Start
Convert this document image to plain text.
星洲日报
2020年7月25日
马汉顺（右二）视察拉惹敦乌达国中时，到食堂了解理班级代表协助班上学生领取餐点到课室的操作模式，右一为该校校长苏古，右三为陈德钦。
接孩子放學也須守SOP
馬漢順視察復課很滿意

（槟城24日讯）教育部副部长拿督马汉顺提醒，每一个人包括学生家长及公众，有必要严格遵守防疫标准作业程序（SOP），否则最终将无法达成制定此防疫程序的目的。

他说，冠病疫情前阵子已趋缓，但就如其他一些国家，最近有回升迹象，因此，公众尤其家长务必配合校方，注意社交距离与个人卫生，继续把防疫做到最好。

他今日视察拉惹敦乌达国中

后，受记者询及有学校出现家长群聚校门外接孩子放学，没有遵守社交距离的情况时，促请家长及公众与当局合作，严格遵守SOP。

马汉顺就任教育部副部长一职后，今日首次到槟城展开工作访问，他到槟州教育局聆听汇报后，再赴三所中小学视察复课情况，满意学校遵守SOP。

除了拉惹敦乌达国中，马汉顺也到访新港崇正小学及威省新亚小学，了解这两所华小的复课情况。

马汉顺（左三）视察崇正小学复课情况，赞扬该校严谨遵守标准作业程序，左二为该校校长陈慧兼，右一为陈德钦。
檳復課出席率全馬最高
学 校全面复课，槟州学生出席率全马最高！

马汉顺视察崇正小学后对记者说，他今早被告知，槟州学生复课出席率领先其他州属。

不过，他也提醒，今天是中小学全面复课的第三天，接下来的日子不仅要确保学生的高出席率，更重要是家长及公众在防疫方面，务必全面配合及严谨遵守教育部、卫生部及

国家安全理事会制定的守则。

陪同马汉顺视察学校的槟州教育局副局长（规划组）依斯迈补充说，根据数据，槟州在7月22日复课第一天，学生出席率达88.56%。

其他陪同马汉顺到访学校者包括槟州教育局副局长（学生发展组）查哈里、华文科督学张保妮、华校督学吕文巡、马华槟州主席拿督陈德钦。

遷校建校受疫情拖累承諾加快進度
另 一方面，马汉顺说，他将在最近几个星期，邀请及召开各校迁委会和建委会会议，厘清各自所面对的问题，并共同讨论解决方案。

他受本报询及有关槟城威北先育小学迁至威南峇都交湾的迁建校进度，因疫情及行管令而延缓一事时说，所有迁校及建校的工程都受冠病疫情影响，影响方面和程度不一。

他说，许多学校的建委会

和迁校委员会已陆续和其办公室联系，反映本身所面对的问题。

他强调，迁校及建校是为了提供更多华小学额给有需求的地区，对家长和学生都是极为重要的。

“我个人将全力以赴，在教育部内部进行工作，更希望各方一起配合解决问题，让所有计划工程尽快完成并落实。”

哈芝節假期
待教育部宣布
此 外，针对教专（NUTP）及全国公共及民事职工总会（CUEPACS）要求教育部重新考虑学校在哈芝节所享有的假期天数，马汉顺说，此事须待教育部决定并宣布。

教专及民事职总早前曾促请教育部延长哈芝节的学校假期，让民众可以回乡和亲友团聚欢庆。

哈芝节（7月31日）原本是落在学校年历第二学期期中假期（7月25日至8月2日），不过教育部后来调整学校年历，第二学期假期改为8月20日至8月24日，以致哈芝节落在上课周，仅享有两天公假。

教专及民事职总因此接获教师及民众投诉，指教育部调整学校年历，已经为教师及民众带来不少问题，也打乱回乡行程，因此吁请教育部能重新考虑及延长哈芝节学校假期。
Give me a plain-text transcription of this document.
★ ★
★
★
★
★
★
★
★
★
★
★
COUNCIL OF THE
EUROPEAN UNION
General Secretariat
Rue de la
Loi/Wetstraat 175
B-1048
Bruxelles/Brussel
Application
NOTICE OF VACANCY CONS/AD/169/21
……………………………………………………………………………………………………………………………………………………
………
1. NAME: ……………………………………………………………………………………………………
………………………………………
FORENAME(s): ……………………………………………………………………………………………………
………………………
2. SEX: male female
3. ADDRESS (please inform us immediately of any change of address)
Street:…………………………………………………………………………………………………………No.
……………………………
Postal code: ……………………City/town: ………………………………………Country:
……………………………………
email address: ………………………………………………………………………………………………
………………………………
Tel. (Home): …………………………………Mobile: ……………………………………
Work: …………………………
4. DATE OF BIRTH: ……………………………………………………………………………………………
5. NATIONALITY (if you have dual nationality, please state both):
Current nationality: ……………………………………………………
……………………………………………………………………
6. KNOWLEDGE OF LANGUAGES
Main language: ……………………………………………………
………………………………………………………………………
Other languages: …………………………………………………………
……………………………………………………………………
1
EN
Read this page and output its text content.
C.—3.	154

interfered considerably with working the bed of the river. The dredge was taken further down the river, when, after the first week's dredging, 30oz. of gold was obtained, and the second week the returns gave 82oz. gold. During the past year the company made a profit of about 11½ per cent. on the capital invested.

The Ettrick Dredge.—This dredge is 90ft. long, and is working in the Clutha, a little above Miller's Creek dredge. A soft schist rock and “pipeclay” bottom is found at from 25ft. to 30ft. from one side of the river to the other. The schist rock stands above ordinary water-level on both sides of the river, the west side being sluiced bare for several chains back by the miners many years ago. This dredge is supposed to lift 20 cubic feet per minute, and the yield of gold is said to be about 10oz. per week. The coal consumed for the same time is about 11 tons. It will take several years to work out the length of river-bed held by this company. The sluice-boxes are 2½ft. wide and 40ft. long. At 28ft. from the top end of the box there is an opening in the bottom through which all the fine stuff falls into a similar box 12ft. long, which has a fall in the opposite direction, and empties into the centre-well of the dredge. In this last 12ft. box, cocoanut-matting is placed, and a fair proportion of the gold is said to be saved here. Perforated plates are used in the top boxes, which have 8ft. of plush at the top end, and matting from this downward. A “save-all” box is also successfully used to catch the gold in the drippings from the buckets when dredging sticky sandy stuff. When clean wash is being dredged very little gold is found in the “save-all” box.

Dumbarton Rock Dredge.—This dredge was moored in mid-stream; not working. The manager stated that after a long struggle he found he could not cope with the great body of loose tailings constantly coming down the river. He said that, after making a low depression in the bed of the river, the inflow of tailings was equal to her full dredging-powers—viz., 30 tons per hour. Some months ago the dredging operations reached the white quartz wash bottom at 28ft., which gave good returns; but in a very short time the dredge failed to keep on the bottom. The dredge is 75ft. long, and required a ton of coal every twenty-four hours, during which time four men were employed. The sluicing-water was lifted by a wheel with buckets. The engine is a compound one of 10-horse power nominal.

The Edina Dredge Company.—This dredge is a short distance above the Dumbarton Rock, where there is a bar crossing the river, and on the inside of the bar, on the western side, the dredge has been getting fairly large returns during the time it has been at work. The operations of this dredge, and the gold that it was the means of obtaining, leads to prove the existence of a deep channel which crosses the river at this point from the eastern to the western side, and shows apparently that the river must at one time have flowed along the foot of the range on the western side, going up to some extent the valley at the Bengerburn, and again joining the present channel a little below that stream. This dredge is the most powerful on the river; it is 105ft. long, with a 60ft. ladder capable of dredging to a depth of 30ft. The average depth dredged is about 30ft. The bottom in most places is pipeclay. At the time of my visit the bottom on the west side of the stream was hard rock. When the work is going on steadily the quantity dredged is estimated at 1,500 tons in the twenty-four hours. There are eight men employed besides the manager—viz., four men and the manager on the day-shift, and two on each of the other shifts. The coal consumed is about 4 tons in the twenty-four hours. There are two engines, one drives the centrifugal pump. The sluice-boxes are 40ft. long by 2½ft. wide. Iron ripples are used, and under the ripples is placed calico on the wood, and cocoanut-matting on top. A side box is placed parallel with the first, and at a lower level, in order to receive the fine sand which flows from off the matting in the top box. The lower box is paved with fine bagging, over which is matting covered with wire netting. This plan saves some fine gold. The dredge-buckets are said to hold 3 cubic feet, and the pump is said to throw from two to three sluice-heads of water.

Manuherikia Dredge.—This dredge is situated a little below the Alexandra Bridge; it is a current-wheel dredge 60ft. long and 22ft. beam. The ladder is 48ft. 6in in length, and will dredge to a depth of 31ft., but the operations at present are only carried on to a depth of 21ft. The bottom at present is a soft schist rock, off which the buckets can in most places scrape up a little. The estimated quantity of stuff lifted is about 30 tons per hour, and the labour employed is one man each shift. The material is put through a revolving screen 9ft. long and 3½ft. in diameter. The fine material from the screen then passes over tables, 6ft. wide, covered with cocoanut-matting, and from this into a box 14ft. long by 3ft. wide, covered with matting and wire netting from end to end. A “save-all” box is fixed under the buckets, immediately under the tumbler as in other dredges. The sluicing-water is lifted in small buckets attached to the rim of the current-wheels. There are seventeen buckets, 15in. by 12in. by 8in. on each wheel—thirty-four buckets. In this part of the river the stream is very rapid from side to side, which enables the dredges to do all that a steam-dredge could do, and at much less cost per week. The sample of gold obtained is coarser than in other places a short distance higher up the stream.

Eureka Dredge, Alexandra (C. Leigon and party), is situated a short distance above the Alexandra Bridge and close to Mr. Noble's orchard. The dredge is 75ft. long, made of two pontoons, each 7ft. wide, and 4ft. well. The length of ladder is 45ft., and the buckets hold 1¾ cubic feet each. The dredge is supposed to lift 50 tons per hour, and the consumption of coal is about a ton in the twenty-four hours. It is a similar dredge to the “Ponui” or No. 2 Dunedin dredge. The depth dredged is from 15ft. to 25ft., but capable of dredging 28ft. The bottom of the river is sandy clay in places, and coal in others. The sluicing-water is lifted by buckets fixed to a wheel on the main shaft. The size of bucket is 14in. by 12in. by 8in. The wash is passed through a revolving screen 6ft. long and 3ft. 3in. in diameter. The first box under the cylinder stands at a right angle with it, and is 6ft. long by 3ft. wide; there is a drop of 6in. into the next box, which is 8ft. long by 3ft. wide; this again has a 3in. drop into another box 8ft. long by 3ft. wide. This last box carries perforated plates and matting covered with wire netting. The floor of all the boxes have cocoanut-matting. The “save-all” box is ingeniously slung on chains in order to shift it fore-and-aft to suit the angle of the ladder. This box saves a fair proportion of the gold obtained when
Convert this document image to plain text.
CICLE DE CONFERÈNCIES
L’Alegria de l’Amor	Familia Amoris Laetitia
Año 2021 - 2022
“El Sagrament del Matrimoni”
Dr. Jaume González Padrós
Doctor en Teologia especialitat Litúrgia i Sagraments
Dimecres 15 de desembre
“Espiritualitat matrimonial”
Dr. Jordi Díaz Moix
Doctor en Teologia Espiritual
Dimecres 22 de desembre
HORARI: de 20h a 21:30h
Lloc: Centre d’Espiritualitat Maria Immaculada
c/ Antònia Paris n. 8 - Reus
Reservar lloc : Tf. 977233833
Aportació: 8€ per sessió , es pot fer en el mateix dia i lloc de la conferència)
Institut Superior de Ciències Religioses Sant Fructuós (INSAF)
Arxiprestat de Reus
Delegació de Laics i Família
End
Reproduce each line of the entries in which the word "Dimecres" is found.

_Result below_
Dimecres 15 de desembre
Dimecres 22 de desembre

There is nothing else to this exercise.